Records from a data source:
==============================

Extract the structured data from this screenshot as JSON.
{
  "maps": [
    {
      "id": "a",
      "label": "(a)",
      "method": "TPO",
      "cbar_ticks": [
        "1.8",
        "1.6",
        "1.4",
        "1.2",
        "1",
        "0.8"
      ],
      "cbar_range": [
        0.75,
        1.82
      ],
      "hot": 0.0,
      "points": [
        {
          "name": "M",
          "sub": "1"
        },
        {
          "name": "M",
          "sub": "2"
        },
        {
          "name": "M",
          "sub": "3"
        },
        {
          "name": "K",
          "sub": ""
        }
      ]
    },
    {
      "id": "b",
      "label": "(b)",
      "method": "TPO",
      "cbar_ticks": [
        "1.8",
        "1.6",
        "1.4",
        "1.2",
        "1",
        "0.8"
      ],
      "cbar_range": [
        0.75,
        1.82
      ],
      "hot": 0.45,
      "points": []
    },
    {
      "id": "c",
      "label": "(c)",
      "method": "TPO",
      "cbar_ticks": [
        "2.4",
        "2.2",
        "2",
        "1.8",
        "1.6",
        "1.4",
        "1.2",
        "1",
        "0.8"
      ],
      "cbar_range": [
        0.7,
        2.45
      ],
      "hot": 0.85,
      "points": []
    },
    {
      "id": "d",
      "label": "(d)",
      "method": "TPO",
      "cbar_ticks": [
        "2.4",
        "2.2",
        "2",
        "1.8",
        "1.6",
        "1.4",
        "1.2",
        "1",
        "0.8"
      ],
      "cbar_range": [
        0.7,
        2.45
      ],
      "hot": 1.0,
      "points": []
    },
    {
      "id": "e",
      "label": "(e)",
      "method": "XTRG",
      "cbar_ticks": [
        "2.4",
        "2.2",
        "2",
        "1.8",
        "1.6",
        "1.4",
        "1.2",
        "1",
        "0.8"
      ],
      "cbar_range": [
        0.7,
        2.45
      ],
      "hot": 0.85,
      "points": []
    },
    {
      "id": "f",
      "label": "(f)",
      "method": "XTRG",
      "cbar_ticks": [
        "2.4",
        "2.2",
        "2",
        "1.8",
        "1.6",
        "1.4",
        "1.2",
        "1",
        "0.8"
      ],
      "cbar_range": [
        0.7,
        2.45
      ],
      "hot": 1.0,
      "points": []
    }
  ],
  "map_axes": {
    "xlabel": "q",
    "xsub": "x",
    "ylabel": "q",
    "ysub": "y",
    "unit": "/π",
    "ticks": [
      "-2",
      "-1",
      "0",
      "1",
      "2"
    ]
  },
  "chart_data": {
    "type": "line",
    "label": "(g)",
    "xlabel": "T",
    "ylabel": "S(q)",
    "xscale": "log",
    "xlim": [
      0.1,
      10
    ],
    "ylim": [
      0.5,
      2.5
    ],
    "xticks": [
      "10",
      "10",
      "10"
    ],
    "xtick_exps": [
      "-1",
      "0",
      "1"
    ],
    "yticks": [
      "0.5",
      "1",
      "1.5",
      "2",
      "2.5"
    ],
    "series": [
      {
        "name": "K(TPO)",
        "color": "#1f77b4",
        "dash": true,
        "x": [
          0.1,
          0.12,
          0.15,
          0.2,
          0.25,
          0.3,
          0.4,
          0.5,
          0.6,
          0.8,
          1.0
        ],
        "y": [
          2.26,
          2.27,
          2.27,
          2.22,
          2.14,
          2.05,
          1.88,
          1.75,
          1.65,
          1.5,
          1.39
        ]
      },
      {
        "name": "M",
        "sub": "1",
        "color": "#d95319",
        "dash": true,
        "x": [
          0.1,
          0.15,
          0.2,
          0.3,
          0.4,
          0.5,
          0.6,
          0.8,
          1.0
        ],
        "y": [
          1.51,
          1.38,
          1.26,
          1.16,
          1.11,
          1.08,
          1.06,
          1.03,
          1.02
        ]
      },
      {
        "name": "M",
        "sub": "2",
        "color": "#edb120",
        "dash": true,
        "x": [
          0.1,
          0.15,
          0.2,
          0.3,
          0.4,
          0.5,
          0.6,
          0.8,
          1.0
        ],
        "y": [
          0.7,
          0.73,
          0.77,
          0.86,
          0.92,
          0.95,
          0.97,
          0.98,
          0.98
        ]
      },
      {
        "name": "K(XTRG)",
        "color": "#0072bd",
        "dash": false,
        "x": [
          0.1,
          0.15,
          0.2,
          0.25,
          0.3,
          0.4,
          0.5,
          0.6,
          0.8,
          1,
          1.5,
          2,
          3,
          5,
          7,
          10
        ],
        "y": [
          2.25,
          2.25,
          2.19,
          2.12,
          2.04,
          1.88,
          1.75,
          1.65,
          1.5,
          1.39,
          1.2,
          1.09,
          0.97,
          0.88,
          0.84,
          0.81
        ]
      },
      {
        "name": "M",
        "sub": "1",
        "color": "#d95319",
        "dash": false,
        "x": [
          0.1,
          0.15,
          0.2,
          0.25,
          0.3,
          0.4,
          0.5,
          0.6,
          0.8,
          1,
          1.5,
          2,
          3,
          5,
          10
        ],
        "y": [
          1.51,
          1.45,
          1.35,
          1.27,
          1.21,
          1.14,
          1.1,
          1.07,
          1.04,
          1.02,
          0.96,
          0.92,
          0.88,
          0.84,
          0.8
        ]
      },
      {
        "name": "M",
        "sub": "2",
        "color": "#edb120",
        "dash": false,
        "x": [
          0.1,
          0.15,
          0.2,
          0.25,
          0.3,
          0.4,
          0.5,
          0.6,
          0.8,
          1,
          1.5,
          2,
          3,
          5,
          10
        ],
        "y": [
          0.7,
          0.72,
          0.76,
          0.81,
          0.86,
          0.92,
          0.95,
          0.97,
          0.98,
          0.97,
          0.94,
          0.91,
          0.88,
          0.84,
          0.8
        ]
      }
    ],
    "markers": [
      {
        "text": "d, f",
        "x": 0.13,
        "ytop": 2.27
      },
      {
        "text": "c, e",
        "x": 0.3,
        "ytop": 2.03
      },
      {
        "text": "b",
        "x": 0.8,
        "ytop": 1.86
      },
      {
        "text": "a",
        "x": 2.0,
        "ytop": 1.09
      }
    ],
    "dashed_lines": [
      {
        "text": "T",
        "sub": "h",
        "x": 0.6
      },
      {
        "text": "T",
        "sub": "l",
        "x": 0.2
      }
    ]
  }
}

==============================

Repeat the listing exactly, from its first line to its last.

**EXPECTED OUTPUT**
Extract the structured data from this screenshot as JSON.
{
  "maps": [
    {
      "id": "a",
      "label": "(a)",
      "method": "TPO",
      "cbar_ticks": [
        "1.8",
        "1.6",
        "1.4",
        "1.2",
        "1",
        "0.8"
      ],
      "cbar_range": [
        0.75,
        1.82
      ],
      "hot": 0.0,
      "points": [
        {
          "name": "M",
          "sub": "1"
        },
        {
          "name": "M",
          "sub": "2"
        },
        {
          "name": "M",
          "sub": "3"
        },
        {
          "name": "K",
          "sub": ""
        }
      ]
    },
    {
      "id": "b",
      "label": "(b)",
      "method": "TPO",
      "cbar_ticks": [
        "1.8",
        "1.6",
        "1.4",
        "1.2",
        "1",
        "0.8"
      ],
      "cbar_range": [
        0.75,
        1.82
      ],
      "hot": 0.45,
      "points": []
    },
    {
      "id": "c",
      "label": "(c)",
      "method": "TPO",
      "cbar_ticks": [
        "2.4",
        "2.2",
        "2",
        "1.8",
        "1.6",
        "1.4",
        "1.2",
        "1",
        "0.8"
      ],
      "cbar_range": [
        0.7,
        2.45
      ],
      "hot": 0.85,
      "points": []
    },
    {
      "id": "d",
      "label": "(d)",
      "method": "TPO",
      "cbar_ticks": [
        "2.4",
        "2.2",
        "2",
        "1.8",
        "1.6",
        "1.4",
        "1.2",
        "1",
        "0.8"
      ],
      "cbar_range": [
        0.7,
        2.45
      ],
      "hot": 1.0,
      "points": []
    },
    {
      "id": "e",
      "label": "(e)",
      "method": "XTRG",
      "cbar_ticks": [
        "2.4",
        "2.2",
        "2",
        "1.8",
        "1.6",
        "1.4",
        "1.2",
        "1",
        "0.8"
      ],
      "cbar_range": [
        0.7,
        2.45
      ],
      "hot": 0.85,
      "points": []
    },
    {
      "id": "f",
      "label": "(f)",
      "method": "XTRG",
      "cbar_ticks": [
        "2.4",
        "2.2",
        "2",
        "1.8",
        "1.6",
        "1.4",
        "1.2",
        "1",
        "0.8"
      ],
      "cbar_range": [
        0.7,
        2.45
      ],
      "hot": 1.0,
      "points": []
    }
  ],
  "map_axes": {
    "xlabel": "q",
    "xsub": "x",
    "ylabel": "q",
    "ysub": "y",
    "unit": "/π",
    "ticks": [
      "-2",
      "-1",
      "0",
      "1",
      "2"
    ]
  },
  "chart_data": {
    "type": "line",
    "label": "(g)",
    "xlabel": "T",
    "ylabel": "S(q)",
    "xscale": "log",
    "xlim": [
      0.1,
      10
    ],
    "ylim": [
      0.5,
      2.5
    ],
    "xticks": [
      "10",
      "10",
      "10"
    ],
    "xtick_exps": [
      "-1",
      "0",
      "1"
    ],
    "yticks": [
      "0.5",
      "1",
      "1.5",
      "2",
      "2.5"
    ],
    "series": [
      {
        "name": "K(TPO)",
        "color": "#1f77b4",
        "dash": true,
        "x": [
          0.1,
          0.12,
          0.15,
          0.2,
          0.25,
          0.3,
          0.4,
          0.5,
          0.6,
          0.8,
          1.0
        ],
        "y": [
          2.26,
          2.27,
          2.27,
          2.22,
          2.14,
          2.05,
          1.88,
          1.75,
          1.65,
          1.5,
          1.39
        ]
      },
      {
        "name": "M",
        "sub": "1",
        "color": "#d95319",
        "dash": true,
        "x": [
          0.1,
          0.15,
          0.2,
          0.3,
          0.4,
          0.5,
          0.6,
          0.8,
          1.0
        ],
        "y": [
          1.51,
          1.38,
          1.26,
          1.16,
          1.11,
          1.08,
          1.06,
          1.03,
          1.02
        ]
      },
      {
        "name": "M",
        "sub": "2",
        "color": "#edb120",
        "dash": true,
        "x": [
          0.1,
          0.15,
          0.2,
          0.3,
          0.4,
          0.5,
          0.6,
          0.8,
          1.0
        ],
        "y": [
          0.7,
          0.73,
          0.77,
          0.86,
          0.92,
          0.95,
          0.97,
          0.98,
          0.98
        ]
      },
      {
        "name": "K(XTRG)",
        "color": "#0072bd",
        "dash": false,
        "x": [
          0.1,
          0.15,
          0.2,
          0.25,
          0.3,
          0.4,
          0.5,
          0.6,
          0.8,
          1,
          1.5,
          2,
          3,
          5,
          7,
          10
        ],
        "y": [
          2.25,
          2.25,
          2.19,
          2.12,
          2.04,
          1.88,
          1.75,
          1.65,
          1.5,
          1.39,
          1.2,
          1.09,
          0.97,
          0.88,
          0.84,
          0.81
        ]
      },
      {
        "name": "M",
        "sub": "1",
        "color": "#d95319",
        "dash": false,
        "x": [
          0.1,
          0.15,
          0.2,
          0.25,
          0.3,
          0.4,
          0.5,
          0.6,
          0.8,
          1,
          1.5,
          2,
          3,
          5,
          10
        ],
        "y": [
          1.51,
          1.45,
          1.35,
          1.27,
          1.21,
          1.14,
          1.1,
          1.07,
          1.04,
          1.02,
          0.96,
          0.92,
          0.88,
          0.84,
          0.8
        ]
      },
      {
        "name": "M",
        "sub": "2",
        "color": "#edb120",
        "dash": false,
        "x": [
          0.1,
          0.15,
          0.2,
          0.25,
          0.3,
          0.4,
          0.5,
          0.6,
          0.8,
          1,
          1.5,
          2,
          3,
          5,
          10
        ],
        "y": [
          0.7,
          0.72,
          0.76,
          0.81,
          0.86,
          0.92,
          0.95,
          0.97,
          0.98,
          0.97,
          0.94,
          0.91,
          0.88,
          0.84,
          0.8
        ]
      }
    ],
    "markers": [
      {
        "text": "d, f",
        "x": 0.13,
        "ytop": 2.27
      },
      {
        "text": "c, e",
        "x": 0.3,
        "ytop": 2.03
      },
      {
        "text": "b",
        "x": 0.8,
        "ytop": 1.86
      },
      {
        "text": "a",
        "x": 2.0,
        "ytop": 1.09
      }
    ],
    "dashed_lines": [
      {
        "text": "T",
        "sub": "h",
        "x": 0.6
      },
      {
        "text": "T",
        "sub": "l",
        "x": 0.2
      }
    ]
  }
}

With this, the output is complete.